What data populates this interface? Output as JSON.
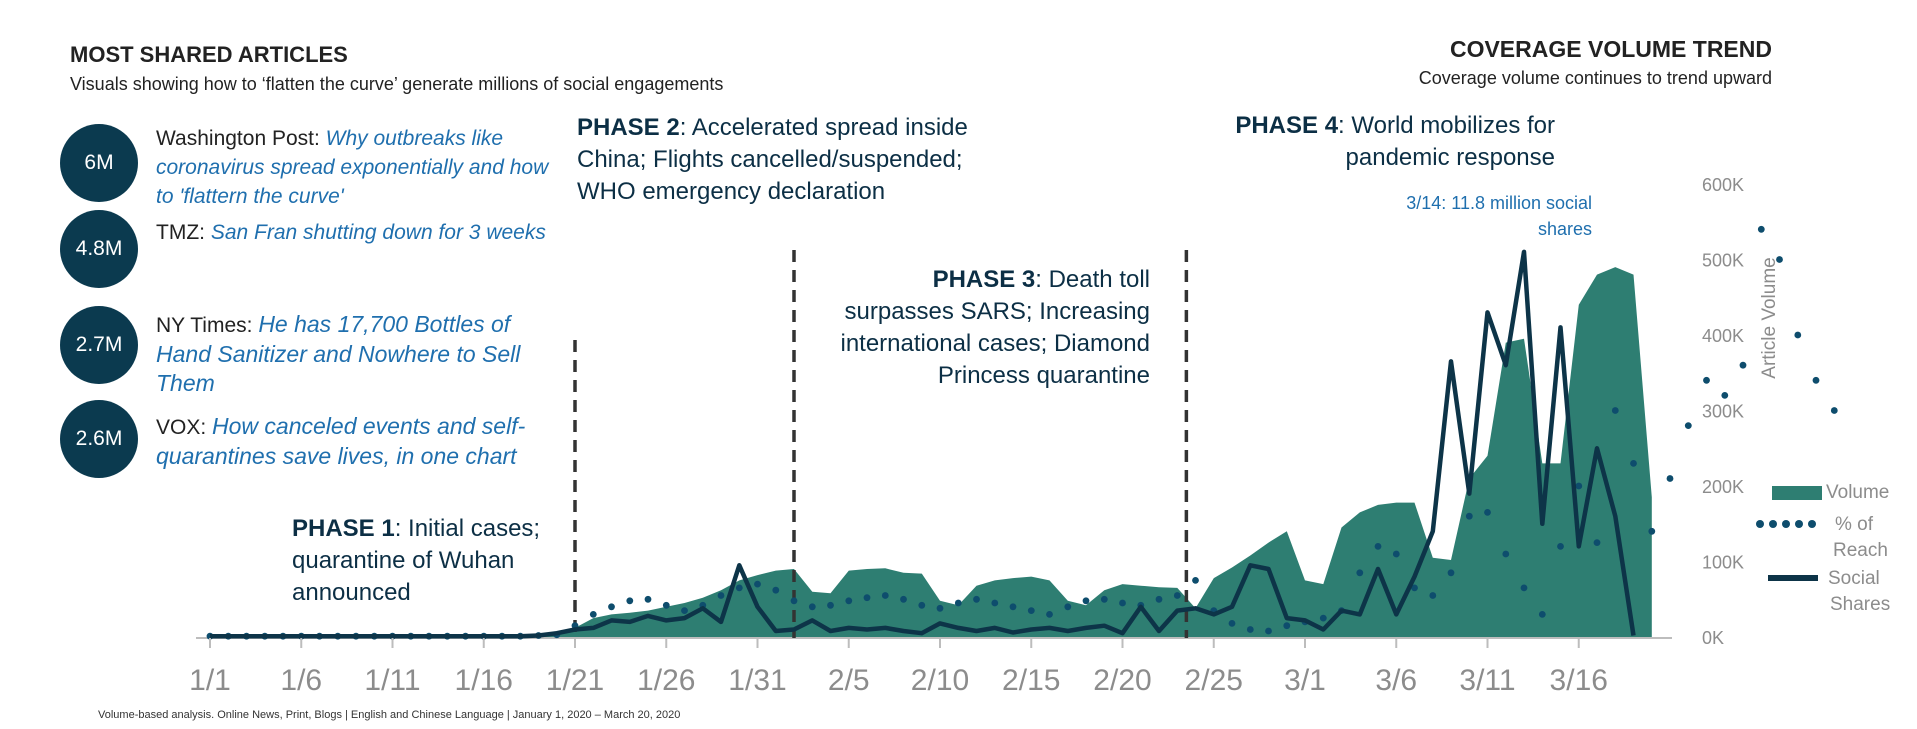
{
  "left_header": {
    "title": "MOST SHARED ARTICLES",
    "subtitle": "Visuals showing how to ‘flatten the curve’ generate millions of social engagements"
  },
  "right_header": {
    "title": "COVERAGE VOLUME TREND",
    "subtitle": "Coverage volume continues to trend upward"
  },
  "articles": [
    {
      "count": "6M",
      "outlet": "Washington Post: ",
      "headline": "Why outbreaks like coronavirus spread exponentially and how to 'flattern the curve'"
    },
    {
      "count": "4.8M",
      "outlet": "TMZ: ",
      "headline": "San Fran shutting down for 3 weeks"
    },
    {
      "count": "2.7M",
      "outlet": "NY Times: ",
      "headline": "He has 17,700 Bottles of Hand Sanitizer and Nowhere to Sell Them"
    },
    {
      "count": "2.6M",
      "outlet": "VOX: ",
      "headline": "How canceled events and self-quarantines save lives, in one chart"
    }
  ],
  "phases": [
    {
      "label": "PHASE 1",
      "text": ": Initial cases; quarantine of Wuhan announced"
    },
    {
      "label": "PHASE 2",
      "text": ": Accelerated spread inside China; Flights cancelled/suspended; WHO emergency declaration"
    },
    {
      "label": "PHASE 3",
      "text": ": Death toll surpasses SARS; Increasing international cases; Diamond Princess quarantine"
    },
    {
      "label": "PHASE 4",
      "text": ": World mobilizes for pandemic response"
    }
  ],
  "callout": "3/14: 11.8 million social shares",
  "footnote": "Volume-based analysis. Online News, Print, Blogs | English and Chinese Language | January 1, 2020 – March 20, 2020",
  "colors": {
    "volume": "#2e7e72",
    "reach": "#0e4d6d",
    "shares": "#0d3448",
    "circle": "#0b3a4f",
    "headline": "#1f6fae"
  },
  "chart_data": {
    "type": "area",
    "title": "COVERAGE VOLUME TREND",
    "ylabel": "Article Volume",
    "ylim": [
      0,
      600000
    ],
    "yticks": [
      "0K",
      "100K",
      "200K",
      "300K",
      "400K",
      "500K",
      "600K"
    ],
    "x_tick_labels": [
      "1/1",
      "1/6",
      "1/11",
      "1/16",
      "1/21",
      "1/26",
      "1/31",
      "2/5",
      "2/10",
      "2/15",
      "2/20",
      "2/25",
      "3/1",
      "3/6",
      "3/11",
      "3/16"
    ],
    "x_start": "1/1",
    "x_end": "3/20",
    "phase_boundaries_day_index": [
      20,
      32,
      53.5
    ],
    "legend": [
      "Volume",
      "% of Reach",
      "Social Shares"
    ],
    "series": [
      {
        "name": "Volume",
        "kind": "area",
        "values": [
          2000,
          2000,
          2000,
          2000,
          2000,
          2000,
          2000,
          2000,
          2000,
          2000,
          2000,
          2000,
          2000,
          2000,
          2000,
          2000,
          2000,
          2000,
          3000,
          5000,
          12000,
          25000,
          30000,
          32000,
          35000,
          40000,
          45000,
          52000,
          62000,
          75000,
          82000,
          88000,
          90000,
          60000,
          58000,
          88000,
          90000,
          91000,
          85000,
          84000,
          48000,
          42000,
          68000,
          75000,
          78000,
          80000,
          75000,
          48000,
          42000,
          62000,
          70000,
          68000,
          66000,
          65000,
          38000,
          78000,
          92000,
          108000,
          125000,
          140000,
          75000,
          70000,
          145000,
          165000,
          175000,
          178000,
          178000,
          105000,
          102000,
          210000,
          240000,
          390000,
          395000,
          230000,
          230000,
          440000,
          480000,
          490000,
          480000,
          185000
        ]
      },
      {
        "name": "% of Reach",
        "kind": "dotted",
        "values": [
          1000,
          1000,
          1000,
          1000,
          1000,
          1000,
          1000,
          1000,
          1000,
          1000,
          1000,
          1000,
          1000,
          1000,
          1000,
          1000,
          1000,
          1000,
          2000,
          3000,
          15000,
          30000,
          40000,
          48000,
          50000,
          42000,
          35000,
          42000,
          55000,
          65000,
          70000,
          62000,
          48000,
          40000,
          42000,
          48000,
          52000,
          55000,
          50000,
          42000,
          38000,
          45000,
          50000,
          45000,
          40000,
          35000,
          30000,
          40000,
          48000,
          50000,
          45000,
          42000,
          50000,
          55000,
          75000,
          35000,
          18000,
          10000,
          8000,
          15000,
          20000,
          25000,
          35000,
          85000,
          120000,
          110000,
          65000,
          55000,
          85000,
          160000,
          165000,
          110000,
          65000,
          30000,
          120000,
          200000,
          125000,
          300000,
          230000,
          140000,
          210000,
          280000,
          340000,
          320000,
          360000,
          540000,
          500000,
          400000,
          340000,
          300000
        ]
      },
      {
        "name": "Social Shares",
        "kind": "line",
        "values": [
          1000,
          1000,
          1000,
          1000,
          1000,
          1000,
          1000,
          1000,
          1000,
          1000,
          1000,
          1000,
          1000,
          1000,
          1000,
          1000,
          1000,
          1000,
          2000,
          5000,
          10000,
          12000,
          22000,
          20000,
          28000,
          22000,
          25000,
          38000,
          20000,
          95000,
          40000,
          8000,
          10000,
          22000,
          8000,
          12000,
          10000,
          12000,
          8000,
          5000,
          18000,
          12000,
          8000,
          12000,
          6000,
          10000,
          12000,
          8000,
          12000,
          15000,
          5000,
          40000,
          8000,
          35000,
          38000,
          30000,
          40000,
          95000,
          90000,
          25000,
          22000,
          10000,
          35000,
          30000,
          90000,
          30000,
          80000,
          140000,
          365000,
          190000,
          430000,
          360000,
          510000,
          150000,
          410000,
          120000,
          250000,
          160000,
          2000
        ]
      }
    ]
  }
}
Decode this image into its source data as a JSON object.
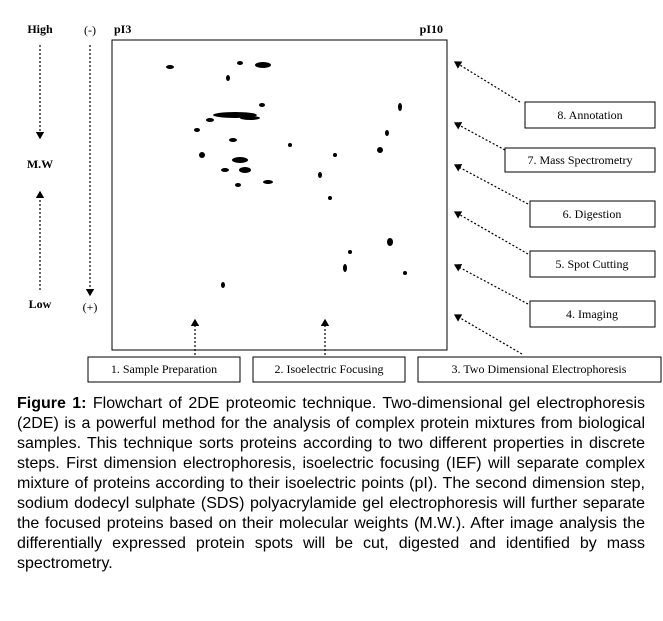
{
  "labels": {
    "high": "High",
    "mw": "M.W",
    "low": "Low",
    "minus": "(-)",
    "plus": "(+)",
    "pi3": "pI3",
    "pi10": "pI10"
  },
  "steps": [
    "1. Sample Preparation",
    "2. Isoelectric Focusing",
    "3. Two Dimensional Electrophoresis",
    "4. Imaging",
    "5. Spot Cutting",
    "6. Digestion",
    "7. Mass Spectrometry",
    "8. Annotation"
  ],
  "caption": {
    "label": "Figure 1:",
    "text": "Flowchart of 2DE proteomic technique. Two-dimensional gel electrophoresis (2DE) is a powerful method for the analysis of complex protein mixtures from biological samples. This technique sorts proteins according to two different properties in discrete steps. First dimension electrophoresis, isoelectric focusing (IEF) will separate complex mixture of proteins according to their isoelectric points (pI). The second dimension step, sodium dodecyl sulphate (SDS) polyacrylamide gel electrophoresis will further separate the focused proteins based on their molecular weights (M.W.). After image analysis the differentially expressed protein spots will be cut, digested and identified by mass spectrometry."
  }
}
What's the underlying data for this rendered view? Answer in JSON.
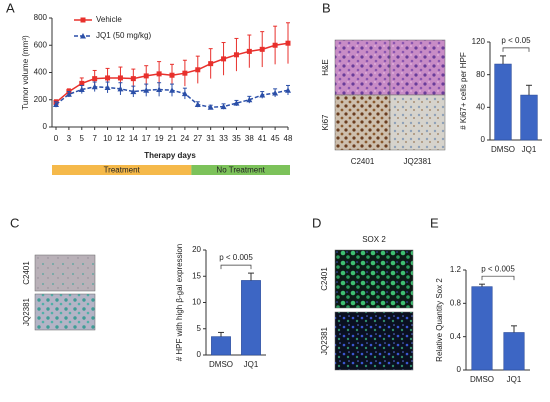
{
  "chart_data": [
    {
      "panel": "A",
      "type": "line",
      "categories": [
        "0",
        "3",
        "5",
        "7",
        "10",
        "12",
        "14",
        "17",
        "19",
        "21",
        "24",
        "27",
        "31",
        "33",
        "35",
        "38",
        "41",
        "45",
        "48"
      ],
      "xlabel": "Therapy days",
      "ylabel": "Tumor volume (mm³)",
      "ylim": [
        0,
        800
      ],
      "yticks": [
        0,
        200,
        400,
        600,
        800
      ],
      "series": [
        {
          "name": "Vehicle",
          "color": "#e8302c",
          "marker": "square",
          "dash": false,
          "values": [
            180,
            260,
            320,
            355,
            360,
            360,
            355,
            375,
            390,
            380,
            395,
            420,
            465,
            500,
            530,
            555,
            570,
            600,
            615
          ],
          "errors": [
            20,
            20,
            40,
            60,
            70,
            80,
            70,
            75,
            90,
            80,
            95,
            100,
            110,
            120,
            120,
            120,
            130,
            140,
            150
          ]
        },
        {
          "name": "JQ1 (50 mg/kg)",
          "color": "#2b4fa8",
          "marker": "triangle",
          "dash": true,
          "values": [
            165,
            240,
            275,
            295,
            290,
            280,
            260,
            270,
            275,
            270,
            245,
            165,
            145,
            150,
            175,
            200,
            235,
            250,
            270
          ],
          "errors": [
            20,
            20,
            30,
            35,
            40,
            45,
            40,
            45,
            50,
            45,
            40,
            20,
            15,
            20,
            20,
            25,
            25,
            30,
            35
          ]
        }
      ],
      "annotations": [
        "Treatment",
        "No Treatment"
      ]
    },
    {
      "panel": "B",
      "type": "bar",
      "categories": [
        "DMSO",
        "JQ1"
      ],
      "values": [
        93,
        55
      ],
      "errors": [
        10,
        12
      ],
      "color": "#3d66c4",
      "ylabel": "# Ki67+ cells per HPF",
      "ylim": [
        0,
        120
      ],
      "yticks": [
        0,
        40,
        80,
        120
      ],
      "annotation": "p < 0.05",
      "image_labels": {
        "rows": [
          "H&E",
          "Ki67"
        ],
        "columns": [
          "C2401",
          "JQ2381"
        ]
      }
    },
    {
      "panel": "C",
      "type": "bar",
      "categories": [
        "DMSO",
        "JQ1"
      ],
      "values": [
        3.5,
        14.2
      ],
      "errors": [
        0.8,
        1.4
      ],
      "color": "#3d66c4",
      "ylabel": "# HPF with high β-gal expression",
      "ylim": [
        0,
        20
      ],
      "yticks": [
        0,
        5,
        10,
        15,
        20
      ],
      "annotation": "p < 0.005",
      "image_labels": {
        "rows": [
          "C2401",
          "JQ2381"
        ]
      }
    },
    {
      "panel": "D",
      "type": "image",
      "title": "SOX 2",
      "image_labels": {
        "rows": [
          "C2401",
          "JQ2381"
        ]
      }
    },
    {
      "panel": "E",
      "type": "bar",
      "categories": [
        "DMSO",
        "JQ1"
      ],
      "values": [
        1.0,
        0.45
      ],
      "errors": [
        0.03,
        0.08
      ],
      "color": "#3d66c4",
      "ylabel": "Relative Quantity Sox 2",
      "ylim": [
        0,
        1.2
      ],
      "yticks": [
        0,
        0.4,
        0.8,
        1.2
      ],
      "annotation": "p < 0.005"
    }
  ]
}
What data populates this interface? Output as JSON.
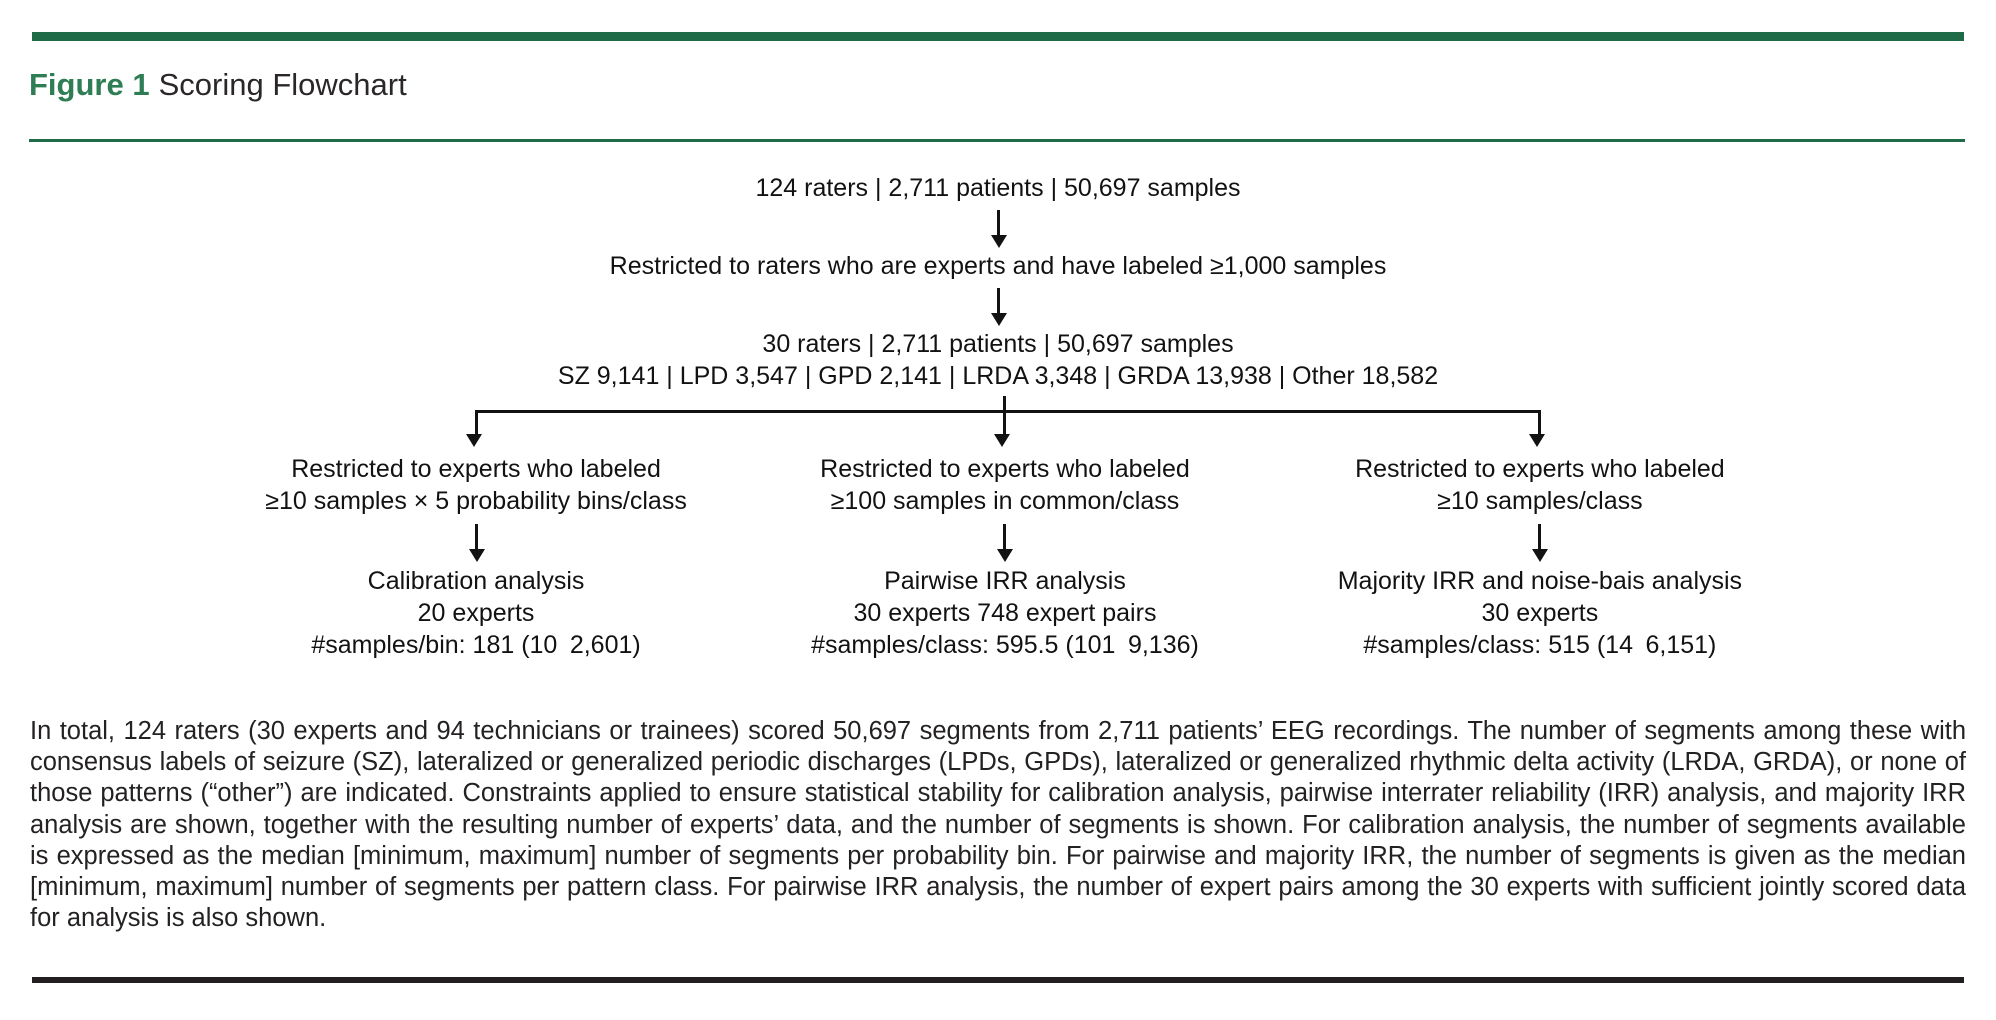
# # # # #
• _What the exercise asks_
Sift the material for lines that include the word "subtitle", and copy each one.

• _Answer to the problem_
    "subtitle": "Visuals showing how to ‘flatten the curve’ generate millions of social engagements"
    "subtitle": "Coverage volume continues to trend upward"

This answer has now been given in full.